- **Task goal**: Return a copy of every line in the records that includes the word "xlabel".
Excerpted records start
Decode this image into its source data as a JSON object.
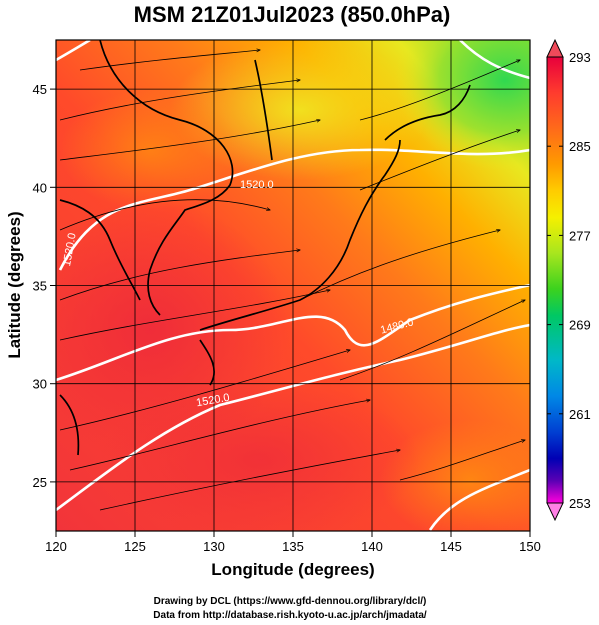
{
  "title": "MSM 21Z01Jul2023 (850.0hPa)",
  "map": {
    "xlabel": "Longitude (degrees)",
    "ylabel": "Latitude  (degrees)",
    "x_ticks": [
      "120",
      "125",
      "130",
      "135",
      "140",
      "145",
      "150"
    ],
    "y_ticks": [
      "25",
      "30",
      "35",
      "40",
      "45"
    ],
    "lon_range": [
      120,
      150
    ],
    "lat_range": [
      22.5,
      47.5
    ],
    "contour_labels": [
      "1520.0",
      "1520.0",
      "1480.0",
      "1520.0"
    ]
  },
  "colorbar": {
    "ticks": [
      "293",
      "285",
      "277",
      "269",
      "261",
      "253"
    ],
    "colors": [
      "#e8003c",
      "#ff3b2e",
      "#ff6a1a",
      "#ff9a00",
      "#ffcc00",
      "#f5f000",
      "#a8e61e",
      "#3cd21e",
      "#00c864",
      "#00b8c8",
      "#0088e6",
      "#0040d2",
      "#0000b4",
      "#5a00b4",
      "#b400c8",
      "#ff00dc"
    ]
  },
  "credits": {
    "line1": "Drawing by DCL (https://www.gfd-dennou.org/library/dcl/)",
    "line2": "Data from http://database.rish.kyoto-u.ac.jp/arch/jmadata/"
  }
}
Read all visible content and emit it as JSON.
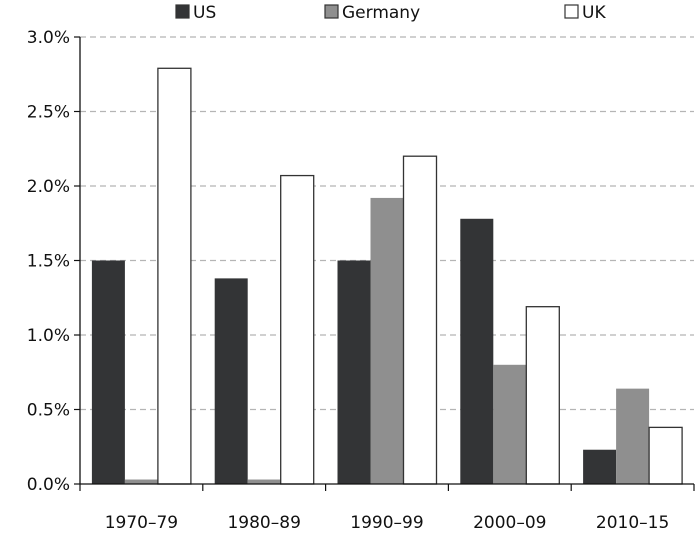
{
  "chart_data": {
    "type": "bar",
    "categories": [
      "1970–79",
      "1980–89",
      "1990–99",
      "2000–09",
      "2010–15"
    ],
    "series": [
      {
        "name": "US",
        "values": [
          1.5,
          1.38,
          1.5,
          1.78,
          0.23
        ],
        "color": "#333436"
      },
      {
        "name": "Germany",
        "values": [
          0.03,
          0.03,
          1.92,
          0.8,
          0.64
        ],
        "color": "#8f8f8f"
      },
      {
        "name": "UK",
        "values": [
          2.79,
          2.07,
          2.2,
          1.19,
          0.38
        ],
        "color": "#ffffff"
      }
    ],
    "y_ticks": [
      "0.0%",
      "0.5%",
      "1.0%",
      "1.5%",
      "2.0%",
      "2.5%",
      "3.0%"
    ],
    "y_tick_values": [
      0,
      0.5,
      1.0,
      1.5,
      2.0,
      2.5,
      3.0
    ],
    "ylim": [
      0,
      3.0
    ],
    "grid": true,
    "legend_position": "top"
  }
}
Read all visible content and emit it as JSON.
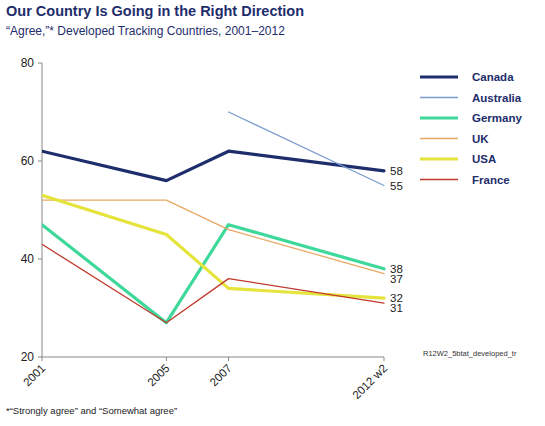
{
  "chart_data": {
    "type": "line",
    "title": "Our Country Is Going in the Right Direction",
    "subtitle": "“Agree,”* Developed Tracking Countries, 2001–2012",
    "footnote": "*“Strongly agree” and “Somewhat agree”",
    "annotation": "R12W2_5btat_developed_tr",
    "x": [
      2001,
      2005,
      2007,
      2012
    ],
    "xlim": [
      2001,
      2012
    ],
    "xticks": [
      2001,
      2005,
      2007,
      {
        "value": 2012,
        "label": "2012 w2"
      }
    ],
    "ylim": [
      20,
      80
    ],
    "yticks": [
      20,
      40,
      60,
      80
    ],
    "grid": false,
    "legend": "right",
    "data_labels": true,
    "series": [
      {
        "name": "Canada",
        "color": "#1e2d6b",
        "values": [
          62,
          56,
          62,
          58
        ]
      },
      {
        "name": "Australia",
        "color": "#7b9dd0",
        "values": [
          null,
          null,
          70,
          55
        ]
      },
      {
        "name": "Germany",
        "color": "#3ed89a",
        "values": [
          47,
          27,
          47,
          38
        ]
      },
      {
        "name": "UK",
        "color": "#e8a865",
        "values": [
          52,
          52,
          46,
          37
        ]
      },
      {
        "name": "USA",
        "color": "#e4e43c",
        "values": [
          53,
          45,
          34,
          32
        ]
      },
      {
        "name": "France",
        "color": "#c0392b",
        "values": [
          43,
          27,
          36,
          31
        ]
      }
    ]
  }
}
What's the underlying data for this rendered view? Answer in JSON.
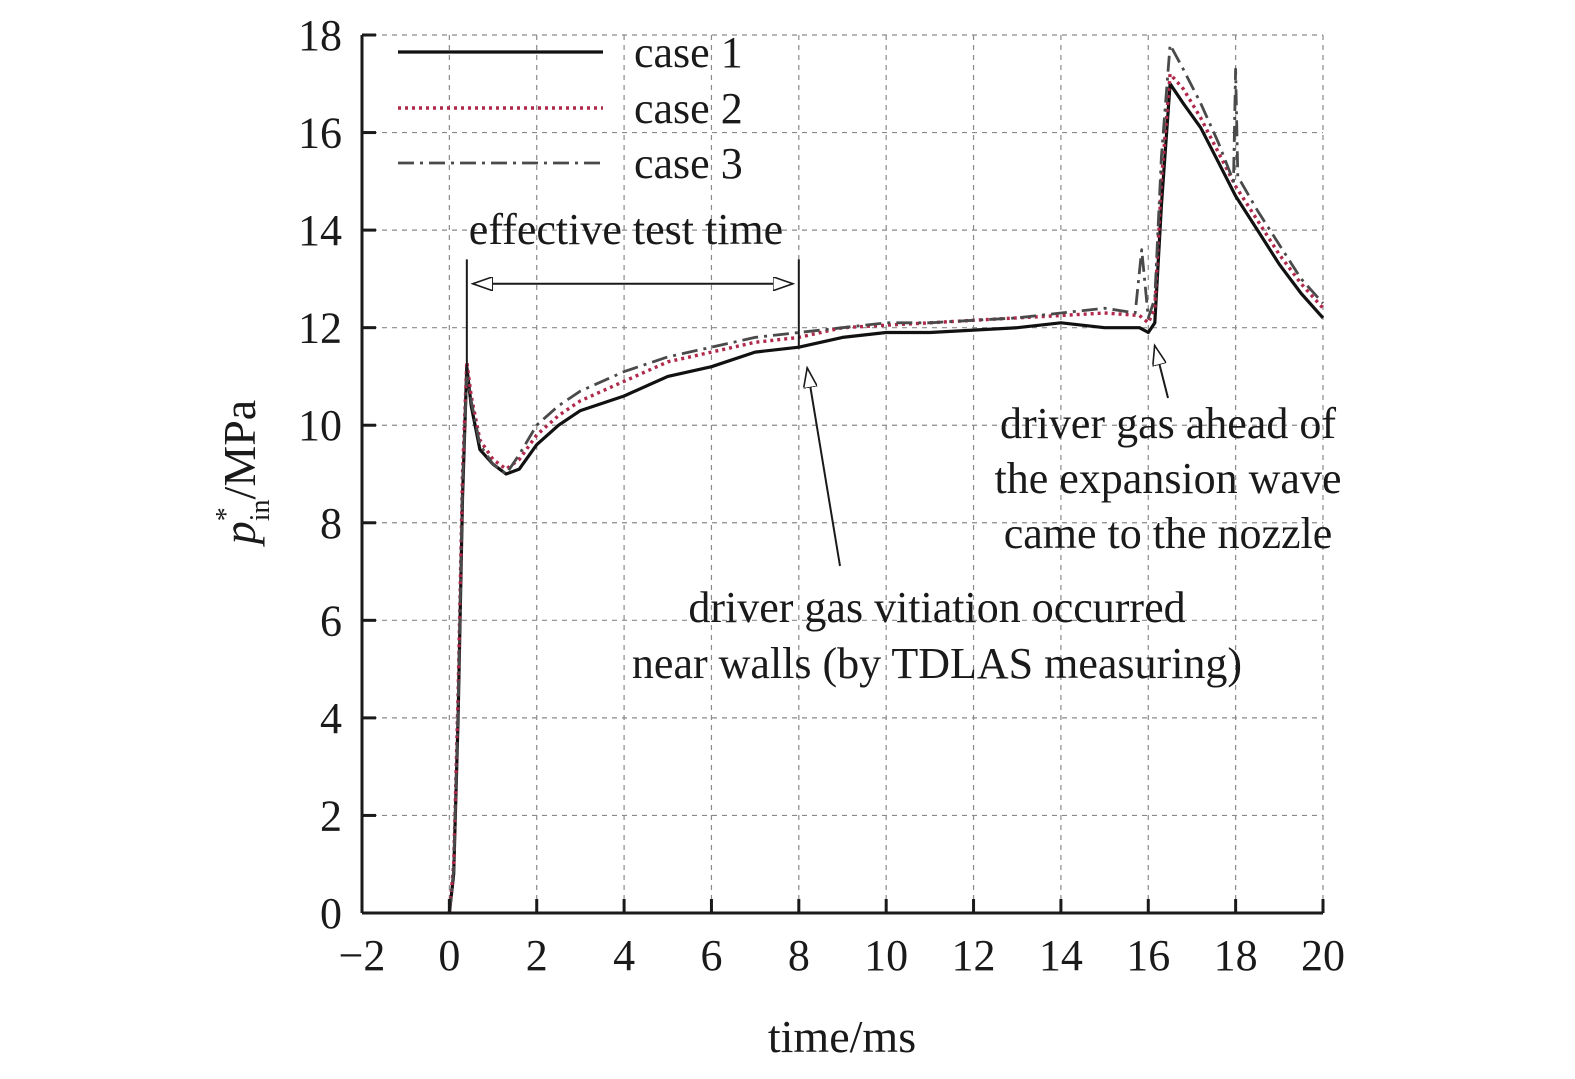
{
  "chart_data": {
    "type": "line",
    "xlabel": "time/ms",
    "ylabel": {
      "base": "p",
      "superscript": "*",
      "subscript": "in",
      "unit": "/MPa"
    },
    "xlim": [
      -2,
      20
    ],
    "ylim": [
      0,
      18
    ],
    "xticks": [
      -2,
      0,
      2,
      4,
      6,
      8,
      10,
      12,
      14,
      16,
      18,
      20
    ],
    "yticks": [
      0,
      2,
      4,
      6,
      8,
      10,
      12,
      14,
      16,
      18
    ],
    "xtick_labels": [
      "−2",
      "0",
      "2",
      "4",
      "6",
      "8",
      "10",
      "12",
      "14",
      "16",
      "18",
      "20"
    ],
    "ytick_labels": [
      "0",
      "2",
      "4",
      "6",
      "8",
      "10",
      "12",
      "14",
      "16",
      "18"
    ],
    "grid": true,
    "legend_placement": "top-left",
    "series": [
      {
        "name": "case 1",
        "color": "#111111",
        "line_style": "solid",
        "x": [
          0.0,
          0.1,
          0.2,
          0.3,
          0.4,
          0.5,
          0.7,
          1.0,
          1.3,
          1.6,
          2.0,
          2.5,
          3.0,
          4.0,
          5.0,
          6.0,
          7.0,
          8.0,
          9.0,
          10.0,
          11.0,
          12.0,
          13.0,
          14.0,
          15.0,
          15.8,
          16.0,
          16.15,
          16.3,
          16.5,
          16.8,
          17.2,
          17.6,
          18.0,
          18.5,
          19.0,
          19.5,
          20.0
        ],
        "y": [
          0.0,
          0.8,
          4.0,
          8.5,
          11.2,
          10.4,
          9.5,
          9.2,
          9.0,
          9.1,
          9.6,
          10.0,
          10.3,
          10.6,
          11.0,
          11.2,
          11.5,
          11.6,
          11.8,
          11.9,
          11.9,
          11.95,
          12.0,
          12.1,
          12.0,
          12.0,
          11.9,
          12.1,
          14.5,
          17.0,
          16.6,
          16.1,
          15.4,
          14.7,
          14.0,
          13.3,
          12.7,
          12.2
        ]
      },
      {
        "name": "case 2",
        "color": "#b0284a",
        "line_style": "dotted",
        "x": [
          0.0,
          0.1,
          0.2,
          0.3,
          0.4,
          0.5,
          0.7,
          1.0,
          1.3,
          1.6,
          2.0,
          2.5,
          3.0,
          4.0,
          5.0,
          6.0,
          7.0,
          8.0,
          9.0,
          10.0,
          11.0,
          12.0,
          13.0,
          14.0,
          15.0,
          15.8,
          16.0,
          16.15,
          16.3,
          16.5,
          16.8,
          17.2,
          17.6,
          18.0,
          18.5,
          19.0,
          19.5,
          20.0
        ],
        "y": [
          0.0,
          1.0,
          4.5,
          9.0,
          11.3,
          10.6,
          9.7,
          9.3,
          9.1,
          9.3,
          9.8,
          10.2,
          10.5,
          10.9,
          11.3,
          11.5,
          11.7,
          11.8,
          12.0,
          12.05,
          12.1,
          12.15,
          12.2,
          12.25,
          12.3,
          12.25,
          12.1,
          12.4,
          15.0,
          17.2,
          16.9,
          16.3,
          15.6,
          14.9,
          14.2,
          13.5,
          12.9,
          12.4
        ]
      },
      {
        "name": "case 3",
        "color": "#4a4a4a",
        "line_style": "dash-dot",
        "x": [
          0.0,
          0.1,
          0.2,
          0.3,
          0.4,
          0.5,
          0.7,
          1.0,
          1.3,
          1.6,
          2.0,
          2.5,
          3.0,
          4.0,
          5.0,
          6.0,
          7.0,
          8.0,
          9.0,
          10.0,
          11.0,
          12.0,
          13.0,
          14.0,
          15.0,
          15.7,
          15.85,
          16.0,
          16.15,
          16.3,
          16.5,
          16.8,
          17.2,
          17.6,
          17.95,
          18.0,
          18.05,
          18.5,
          19.0,
          19.5,
          20.0
        ],
        "y": [
          0.0,
          0.9,
          4.2,
          8.8,
          11.0,
          10.5,
          9.6,
          9.2,
          9.0,
          9.4,
          10.0,
          10.4,
          10.7,
          11.1,
          11.4,
          11.6,
          11.8,
          11.9,
          12.0,
          12.1,
          12.1,
          12.15,
          12.2,
          12.3,
          12.4,
          12.3,
          13.6,
          12.2,
          12.6,
          15.5,
          17.8,
          17.3,
          16.6,
          15.8,
          15.0,
          17.3,
          15.1,
          14.4,
          13.7,
          13.0,
          12.5
        ]
      }
    ],
    "annotations": [
      {
        "kind": "double-arrow",
        "text": "effective test time",
        "x_start": 0.4,
        "x_end": 8.0,
        "y": 12.9
      },
      {
        "kind": "arrow",
        "lines": [
          "driver gas vitiation occurred",
          "near walls (by TDLAS measuring)"
        ],
        "arrow_tip": [
          8.1,
          11.3
        ],
        "text_anchor": [
          13.0,
          6.0
        ]
      },
      {
        "kind": "arrow",
        "lines": [
          "driver gas ahead of",
          "the expansion wave",
          "came to the nozzle"
        ],
        "arrow_tip": [
          16.1,
          11.8
        ],
        "text_anchor": [
          16.5,
          10.0
        ]
      }
    ]
  }
}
Excerpted records end
- **Task result**:
    "xlabel": "Longitude (degrees)",
    "xlabel": "time/ms",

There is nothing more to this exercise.